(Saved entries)
▬▬▬

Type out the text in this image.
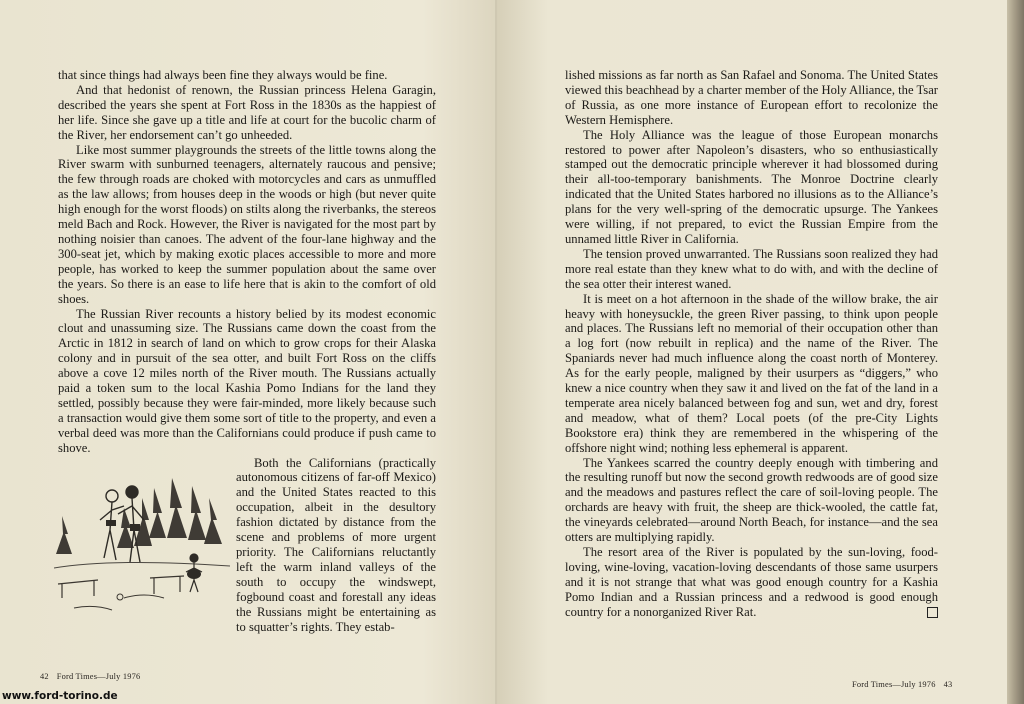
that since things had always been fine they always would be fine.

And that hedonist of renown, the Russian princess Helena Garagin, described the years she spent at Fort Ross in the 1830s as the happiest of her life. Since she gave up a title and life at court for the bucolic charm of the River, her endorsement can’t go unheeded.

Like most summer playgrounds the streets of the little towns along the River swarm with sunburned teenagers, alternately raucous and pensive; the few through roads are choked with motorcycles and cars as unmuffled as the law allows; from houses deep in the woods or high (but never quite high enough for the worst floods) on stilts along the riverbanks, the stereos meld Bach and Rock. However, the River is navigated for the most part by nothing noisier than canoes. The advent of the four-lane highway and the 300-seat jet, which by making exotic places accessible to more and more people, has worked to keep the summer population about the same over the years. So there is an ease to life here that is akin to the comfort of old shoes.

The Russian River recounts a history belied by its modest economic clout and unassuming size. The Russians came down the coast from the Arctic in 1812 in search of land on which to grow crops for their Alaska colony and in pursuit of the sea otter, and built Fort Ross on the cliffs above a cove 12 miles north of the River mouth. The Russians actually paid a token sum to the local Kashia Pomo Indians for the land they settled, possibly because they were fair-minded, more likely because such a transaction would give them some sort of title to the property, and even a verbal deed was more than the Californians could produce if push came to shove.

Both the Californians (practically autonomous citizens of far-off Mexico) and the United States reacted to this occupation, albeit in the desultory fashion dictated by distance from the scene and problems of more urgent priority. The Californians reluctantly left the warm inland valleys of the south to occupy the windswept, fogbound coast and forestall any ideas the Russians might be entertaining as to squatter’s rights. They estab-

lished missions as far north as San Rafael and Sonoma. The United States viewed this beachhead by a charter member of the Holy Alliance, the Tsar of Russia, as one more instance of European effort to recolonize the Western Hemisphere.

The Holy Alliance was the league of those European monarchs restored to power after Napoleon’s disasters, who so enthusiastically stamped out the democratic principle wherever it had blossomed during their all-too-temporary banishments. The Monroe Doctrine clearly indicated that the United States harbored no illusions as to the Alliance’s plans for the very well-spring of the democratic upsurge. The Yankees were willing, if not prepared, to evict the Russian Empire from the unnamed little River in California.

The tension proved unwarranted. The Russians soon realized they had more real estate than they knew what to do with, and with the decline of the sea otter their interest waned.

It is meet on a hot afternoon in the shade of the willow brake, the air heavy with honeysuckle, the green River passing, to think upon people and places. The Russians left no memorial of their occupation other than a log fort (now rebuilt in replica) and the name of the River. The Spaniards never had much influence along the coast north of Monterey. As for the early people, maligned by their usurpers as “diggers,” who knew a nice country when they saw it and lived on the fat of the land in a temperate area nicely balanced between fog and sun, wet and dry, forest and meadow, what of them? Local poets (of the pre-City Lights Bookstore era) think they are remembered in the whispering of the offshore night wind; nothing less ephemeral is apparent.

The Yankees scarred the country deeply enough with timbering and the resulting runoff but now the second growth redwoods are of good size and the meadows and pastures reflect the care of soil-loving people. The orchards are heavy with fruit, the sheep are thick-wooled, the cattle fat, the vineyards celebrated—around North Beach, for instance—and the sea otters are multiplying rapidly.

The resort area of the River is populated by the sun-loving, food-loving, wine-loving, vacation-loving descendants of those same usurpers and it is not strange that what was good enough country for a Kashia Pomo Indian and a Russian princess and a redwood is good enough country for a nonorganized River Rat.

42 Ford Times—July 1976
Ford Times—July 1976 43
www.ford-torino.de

▬▬▬

WHAT TO PRODUCE: Exactly reproduce each record, leaving out any pictures.

OUTPUT BELOW:
Type out the text in this image.
that since things had always been fine they always would be fine.

And that hedonist of renown, the Russian princess Helena Garagin, described the years she spent at Fort Ross in the 1830s as the happiest of her life. Since she gave up a title and life at court for the bucolic charm of the River, her endorsement can’t go unheeded.

Like most summer playgrounds the streets of the little towns along the River swarm with sunburned teenagers, alternately raucous and pensive; the few through roads are choked with motorcycles and cars as unmuffled as the law allows; from houses deep in the woods or high (but never quite high enough for the worst floods) on stilts along the riverbanks, the stereos meld Bach and Rock. However, the River is navigated for the most part by nothing noisier than canoes. The advent of the four-lane highway and the 300-seat jet, which by making exotic places accessible to more and more people, has worked to keep the summer population about the same over the years. So there is an ease to life here that is akin to the comfort of old shoes.

The Russian River recounts a history belied by its modest economic clout and unassuming size. The Russians came down the coast from the Arctic in 1812 in search of land on which to grow crops for their Alaska colony and in pursuit of the sea otter, and built Fort Ross on the cliffs above a cove 12 miles north of the River mouth. The Russians actually paid a token sum to the local Kashia Pomo Indians for the land they settled, possibly because they were fair-minded, more likely because such a transaction would give them some sort of title to the property, and even a verbal deed was more than the Californians could produce if push came to shove.

Both the Californians (practically autonomous citizens of far-off Mexico) and the United States reacted to this occupation, albeit in the desultory fashion dictated by distance from the scene and problems of more urgent priority. The Californians reluctantly left the warm inland valleys of the south to occupy the windswept, fogbound coast and forestall any ideas the Russians might be entertaining as to squatter’s rights. They estab-

lished missions as far north as San Rafael and Sonoma. The United States viewed this beachhead by a charter member of the Holy Alliance, the Tsar of Russia, as one more instance of European effort to recolonize the Western Hemisphere.

The Holy Alliance was the league of those European monarchs restored to power after Napoleon’s disasters, who so enthusiastically stamped out the democratic principle wherever it had blossomed during their all-too-temporary banishments. The Monroe Doctrine clearly indicated that the United States harbored no illusions as to the Alliance’s plans for the very well-spring of the democratic upsurge. The Yankees were willing, if not prepared, to evict the Russian Empire from the unnamed little River in California.

The tension proved unwarranted. The Russians soon realized they had more real estate than they knew what to do with, and with the decline of the sea otter their interest waned.

It is meet on a hot afternoon in the shade of the willow brake, the air heavy with honeysuckle, the green River passing, to think upon people and places. The Russians left no memorial of their occupation other than a log fort (now rebuilt in replica) and the name of the River. The Spaniards never had much influence along the coast north of Monterey. As for the early people, maligned by their usurpers as “diggers,” who knew a nice country when they saw it and lived on the fat of the land in a temperate area nicely balanced between fog and sun, wet and dry, forest and meadow, what of them? Local poets (of the pre-City Lights Bookstore era) think they are remembered in the whispering of the offshore night wind; nothing less ephemeral is apparent.

The Yankees scarred the country deeply enough with timbering and the resulting runoff but now the second growth redwoods are of good size and the meadows and pastures reflect the care of soil-loving people. The orchards are heavy with fruit, the sheep are thick-wooled, the cattle fat, the vineyards celebrated—around North Beach, for instance—and the sea otters are multiplying rapidly.

The resort area of the River is populated by the sun-loving, food-loving, wine-loving, vacation-loving descendants of those same usurpers and it is not strange that what was good enough country for a Kashia Pomo Indian and a Russian princess and a redwood is good enough country for a nonorganized River Rat.

42 Ford Times—July 1976
Ford Times—July 1976 43
www.ford-torino.de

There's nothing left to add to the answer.